● **SHORT TASK**
Wherever the word "para" turns up in a line of the entries, copy that line.
○ ○ ○ ○
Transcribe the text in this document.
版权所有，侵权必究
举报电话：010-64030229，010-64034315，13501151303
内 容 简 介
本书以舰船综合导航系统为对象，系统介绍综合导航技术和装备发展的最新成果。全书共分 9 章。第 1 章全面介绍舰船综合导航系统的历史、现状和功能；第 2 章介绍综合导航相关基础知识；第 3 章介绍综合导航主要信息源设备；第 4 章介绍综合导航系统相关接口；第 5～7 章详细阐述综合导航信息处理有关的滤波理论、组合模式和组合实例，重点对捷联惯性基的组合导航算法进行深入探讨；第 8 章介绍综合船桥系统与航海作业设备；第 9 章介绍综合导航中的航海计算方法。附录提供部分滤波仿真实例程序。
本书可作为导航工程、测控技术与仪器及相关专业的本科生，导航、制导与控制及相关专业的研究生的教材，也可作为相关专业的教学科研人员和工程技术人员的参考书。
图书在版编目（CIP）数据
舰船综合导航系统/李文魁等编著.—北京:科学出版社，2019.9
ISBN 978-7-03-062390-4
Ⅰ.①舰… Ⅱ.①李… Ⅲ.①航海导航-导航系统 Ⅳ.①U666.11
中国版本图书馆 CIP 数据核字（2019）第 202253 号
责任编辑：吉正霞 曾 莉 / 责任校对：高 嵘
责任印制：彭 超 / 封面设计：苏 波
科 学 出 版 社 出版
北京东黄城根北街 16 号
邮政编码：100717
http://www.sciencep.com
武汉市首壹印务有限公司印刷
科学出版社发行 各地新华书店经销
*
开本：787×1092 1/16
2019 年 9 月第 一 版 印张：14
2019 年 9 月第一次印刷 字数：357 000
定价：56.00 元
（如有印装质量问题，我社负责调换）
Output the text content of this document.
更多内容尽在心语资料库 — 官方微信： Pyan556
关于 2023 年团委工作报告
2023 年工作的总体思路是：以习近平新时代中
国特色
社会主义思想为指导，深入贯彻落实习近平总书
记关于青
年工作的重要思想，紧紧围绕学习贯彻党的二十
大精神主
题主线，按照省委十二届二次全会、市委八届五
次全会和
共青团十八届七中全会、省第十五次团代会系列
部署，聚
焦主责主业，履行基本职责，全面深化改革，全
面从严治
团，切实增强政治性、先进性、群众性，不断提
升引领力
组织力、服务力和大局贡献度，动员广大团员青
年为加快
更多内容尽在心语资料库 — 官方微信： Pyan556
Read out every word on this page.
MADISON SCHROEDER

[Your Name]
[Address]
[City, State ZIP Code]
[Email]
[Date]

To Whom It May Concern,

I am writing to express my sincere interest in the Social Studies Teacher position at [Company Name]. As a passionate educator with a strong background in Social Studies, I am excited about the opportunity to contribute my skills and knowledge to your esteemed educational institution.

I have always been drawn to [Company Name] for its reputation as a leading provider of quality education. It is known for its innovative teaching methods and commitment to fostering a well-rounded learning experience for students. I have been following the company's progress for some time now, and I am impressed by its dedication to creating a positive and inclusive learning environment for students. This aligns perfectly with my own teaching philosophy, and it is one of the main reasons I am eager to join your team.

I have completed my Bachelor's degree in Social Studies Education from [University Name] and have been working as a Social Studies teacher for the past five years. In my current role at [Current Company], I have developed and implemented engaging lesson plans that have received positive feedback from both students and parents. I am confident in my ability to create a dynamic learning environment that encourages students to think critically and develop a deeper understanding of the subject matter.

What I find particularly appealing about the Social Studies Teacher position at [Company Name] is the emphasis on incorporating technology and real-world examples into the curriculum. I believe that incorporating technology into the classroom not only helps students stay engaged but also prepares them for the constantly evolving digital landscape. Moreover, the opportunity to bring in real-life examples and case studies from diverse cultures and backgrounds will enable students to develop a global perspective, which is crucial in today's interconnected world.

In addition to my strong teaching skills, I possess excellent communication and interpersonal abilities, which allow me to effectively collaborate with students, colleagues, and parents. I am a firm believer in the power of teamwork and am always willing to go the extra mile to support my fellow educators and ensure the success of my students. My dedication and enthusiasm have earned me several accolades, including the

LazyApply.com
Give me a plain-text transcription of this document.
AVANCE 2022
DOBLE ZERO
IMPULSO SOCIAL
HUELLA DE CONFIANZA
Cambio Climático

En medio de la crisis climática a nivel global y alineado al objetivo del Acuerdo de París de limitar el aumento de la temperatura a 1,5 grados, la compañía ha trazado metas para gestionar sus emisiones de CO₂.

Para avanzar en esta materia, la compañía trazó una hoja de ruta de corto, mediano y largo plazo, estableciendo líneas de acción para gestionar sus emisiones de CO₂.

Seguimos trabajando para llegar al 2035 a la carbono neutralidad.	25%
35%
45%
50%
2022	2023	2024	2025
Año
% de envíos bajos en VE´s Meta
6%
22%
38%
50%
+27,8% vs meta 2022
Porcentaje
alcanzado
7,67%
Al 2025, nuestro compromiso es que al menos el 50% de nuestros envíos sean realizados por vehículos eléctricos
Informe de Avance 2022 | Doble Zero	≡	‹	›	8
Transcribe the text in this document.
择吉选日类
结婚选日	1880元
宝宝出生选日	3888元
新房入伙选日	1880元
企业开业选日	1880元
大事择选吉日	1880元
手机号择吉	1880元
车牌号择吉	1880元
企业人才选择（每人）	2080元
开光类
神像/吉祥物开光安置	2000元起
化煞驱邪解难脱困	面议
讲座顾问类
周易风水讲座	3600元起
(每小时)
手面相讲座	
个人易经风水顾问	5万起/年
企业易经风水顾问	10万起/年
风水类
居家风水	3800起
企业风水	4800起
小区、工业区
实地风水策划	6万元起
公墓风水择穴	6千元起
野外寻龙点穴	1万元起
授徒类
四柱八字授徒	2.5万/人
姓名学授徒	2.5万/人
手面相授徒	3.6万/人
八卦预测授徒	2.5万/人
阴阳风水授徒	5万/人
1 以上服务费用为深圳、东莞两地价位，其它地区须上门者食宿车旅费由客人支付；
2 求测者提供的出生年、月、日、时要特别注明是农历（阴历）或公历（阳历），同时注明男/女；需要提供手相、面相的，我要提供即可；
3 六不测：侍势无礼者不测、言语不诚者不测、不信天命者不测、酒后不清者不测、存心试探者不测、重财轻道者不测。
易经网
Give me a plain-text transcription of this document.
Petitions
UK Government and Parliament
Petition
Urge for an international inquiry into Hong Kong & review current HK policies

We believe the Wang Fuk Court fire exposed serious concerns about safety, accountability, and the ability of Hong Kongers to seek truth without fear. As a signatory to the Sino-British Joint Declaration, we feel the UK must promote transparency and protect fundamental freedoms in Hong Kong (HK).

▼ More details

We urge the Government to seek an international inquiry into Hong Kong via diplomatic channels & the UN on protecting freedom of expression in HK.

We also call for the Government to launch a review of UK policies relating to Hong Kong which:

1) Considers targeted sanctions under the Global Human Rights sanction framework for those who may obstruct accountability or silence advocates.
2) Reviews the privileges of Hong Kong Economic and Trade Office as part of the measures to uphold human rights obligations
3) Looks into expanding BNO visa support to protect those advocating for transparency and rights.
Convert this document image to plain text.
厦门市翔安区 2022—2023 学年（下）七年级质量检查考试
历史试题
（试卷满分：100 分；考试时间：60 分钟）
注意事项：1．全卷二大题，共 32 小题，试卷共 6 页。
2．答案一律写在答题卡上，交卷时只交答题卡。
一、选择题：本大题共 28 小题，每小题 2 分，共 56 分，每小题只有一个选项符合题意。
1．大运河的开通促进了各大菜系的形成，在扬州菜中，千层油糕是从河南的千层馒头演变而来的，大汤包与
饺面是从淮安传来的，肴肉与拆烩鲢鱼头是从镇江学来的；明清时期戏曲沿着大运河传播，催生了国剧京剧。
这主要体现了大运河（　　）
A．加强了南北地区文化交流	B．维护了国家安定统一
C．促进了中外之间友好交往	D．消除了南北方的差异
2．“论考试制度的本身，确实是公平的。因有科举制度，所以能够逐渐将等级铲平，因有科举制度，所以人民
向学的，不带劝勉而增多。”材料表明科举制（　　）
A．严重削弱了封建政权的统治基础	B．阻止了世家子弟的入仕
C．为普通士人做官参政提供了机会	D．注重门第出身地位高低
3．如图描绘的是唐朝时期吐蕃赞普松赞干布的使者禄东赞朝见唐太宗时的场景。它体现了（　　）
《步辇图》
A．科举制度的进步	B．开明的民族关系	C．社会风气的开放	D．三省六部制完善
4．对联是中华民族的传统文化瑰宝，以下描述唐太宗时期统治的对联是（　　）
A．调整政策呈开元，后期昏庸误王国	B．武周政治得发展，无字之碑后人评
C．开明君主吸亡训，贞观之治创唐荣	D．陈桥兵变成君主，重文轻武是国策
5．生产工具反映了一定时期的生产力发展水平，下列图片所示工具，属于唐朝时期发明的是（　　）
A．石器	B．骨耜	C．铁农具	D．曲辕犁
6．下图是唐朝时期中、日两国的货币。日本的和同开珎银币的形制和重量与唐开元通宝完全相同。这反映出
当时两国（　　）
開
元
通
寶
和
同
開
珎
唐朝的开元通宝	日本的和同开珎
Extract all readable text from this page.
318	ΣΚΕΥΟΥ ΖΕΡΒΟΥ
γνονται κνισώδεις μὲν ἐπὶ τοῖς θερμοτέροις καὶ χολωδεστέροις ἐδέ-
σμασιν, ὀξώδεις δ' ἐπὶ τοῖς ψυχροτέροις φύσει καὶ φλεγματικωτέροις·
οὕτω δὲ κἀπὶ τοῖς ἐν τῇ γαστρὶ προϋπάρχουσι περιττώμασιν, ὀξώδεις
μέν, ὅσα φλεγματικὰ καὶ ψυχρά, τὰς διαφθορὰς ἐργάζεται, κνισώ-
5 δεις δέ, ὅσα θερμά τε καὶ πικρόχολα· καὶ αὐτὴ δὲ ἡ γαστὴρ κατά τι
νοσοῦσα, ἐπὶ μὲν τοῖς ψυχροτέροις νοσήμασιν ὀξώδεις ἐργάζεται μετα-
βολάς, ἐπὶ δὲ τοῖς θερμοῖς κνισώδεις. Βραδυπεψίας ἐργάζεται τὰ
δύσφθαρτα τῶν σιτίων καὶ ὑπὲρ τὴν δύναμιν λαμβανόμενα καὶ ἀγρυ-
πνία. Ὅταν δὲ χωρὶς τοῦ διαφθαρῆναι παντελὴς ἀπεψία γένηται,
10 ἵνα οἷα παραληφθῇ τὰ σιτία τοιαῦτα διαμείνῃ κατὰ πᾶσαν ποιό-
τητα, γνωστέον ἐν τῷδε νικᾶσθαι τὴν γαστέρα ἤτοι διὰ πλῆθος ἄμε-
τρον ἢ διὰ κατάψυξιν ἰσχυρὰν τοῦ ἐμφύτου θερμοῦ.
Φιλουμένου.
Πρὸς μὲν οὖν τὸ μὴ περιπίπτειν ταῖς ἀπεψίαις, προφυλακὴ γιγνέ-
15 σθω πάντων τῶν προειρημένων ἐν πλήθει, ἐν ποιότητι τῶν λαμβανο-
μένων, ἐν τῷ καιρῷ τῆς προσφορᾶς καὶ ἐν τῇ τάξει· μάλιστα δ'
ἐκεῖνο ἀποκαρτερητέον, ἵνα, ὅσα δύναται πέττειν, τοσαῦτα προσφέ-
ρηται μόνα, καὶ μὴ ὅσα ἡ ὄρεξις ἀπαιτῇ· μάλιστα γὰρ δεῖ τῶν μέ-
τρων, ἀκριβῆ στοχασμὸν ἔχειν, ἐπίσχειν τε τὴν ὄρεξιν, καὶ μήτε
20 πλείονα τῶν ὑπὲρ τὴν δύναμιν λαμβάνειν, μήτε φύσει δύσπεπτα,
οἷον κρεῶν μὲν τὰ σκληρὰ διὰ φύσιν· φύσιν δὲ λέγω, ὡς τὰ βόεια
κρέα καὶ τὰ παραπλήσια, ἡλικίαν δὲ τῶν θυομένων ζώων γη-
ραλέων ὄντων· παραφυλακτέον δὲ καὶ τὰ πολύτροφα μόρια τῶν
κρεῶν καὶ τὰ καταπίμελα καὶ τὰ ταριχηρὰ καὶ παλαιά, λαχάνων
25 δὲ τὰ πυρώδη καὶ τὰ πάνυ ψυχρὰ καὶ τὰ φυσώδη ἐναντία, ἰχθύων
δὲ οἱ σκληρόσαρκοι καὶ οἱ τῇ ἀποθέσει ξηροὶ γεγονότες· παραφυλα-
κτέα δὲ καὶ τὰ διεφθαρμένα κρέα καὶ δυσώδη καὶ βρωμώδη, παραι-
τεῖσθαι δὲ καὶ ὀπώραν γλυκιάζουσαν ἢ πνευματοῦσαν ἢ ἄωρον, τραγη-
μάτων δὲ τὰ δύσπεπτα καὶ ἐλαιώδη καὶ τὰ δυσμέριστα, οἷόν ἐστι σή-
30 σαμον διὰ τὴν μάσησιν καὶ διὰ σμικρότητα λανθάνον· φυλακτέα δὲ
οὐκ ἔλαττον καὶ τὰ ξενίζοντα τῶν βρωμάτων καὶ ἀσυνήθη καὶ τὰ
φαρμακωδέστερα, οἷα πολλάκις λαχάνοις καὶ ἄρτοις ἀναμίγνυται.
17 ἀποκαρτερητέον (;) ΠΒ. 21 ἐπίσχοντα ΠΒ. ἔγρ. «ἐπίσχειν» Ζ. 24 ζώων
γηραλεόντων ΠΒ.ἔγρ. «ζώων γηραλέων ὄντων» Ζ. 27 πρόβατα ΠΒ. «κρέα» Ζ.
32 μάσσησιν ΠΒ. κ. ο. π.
○ ○ ○ ○
● **THE RESULT**
En medio de la crisis climática a nivel global y alineado al objetivo del Acuerdo de París de limitar el aumento de la temperatura a 1,5 grados, la compañía ha trazado metas para gestionar sus emisiones de CO₂.
Para avanzar en esta materia, la compañía trazó una hoja de ruta de corto, mediano y largo plazo, estableciendo líneas de acción para gestionar sus emisiones de CO₂.
Seguimos trabajando para llegar al 2035 a la carbono neutralidad.	25%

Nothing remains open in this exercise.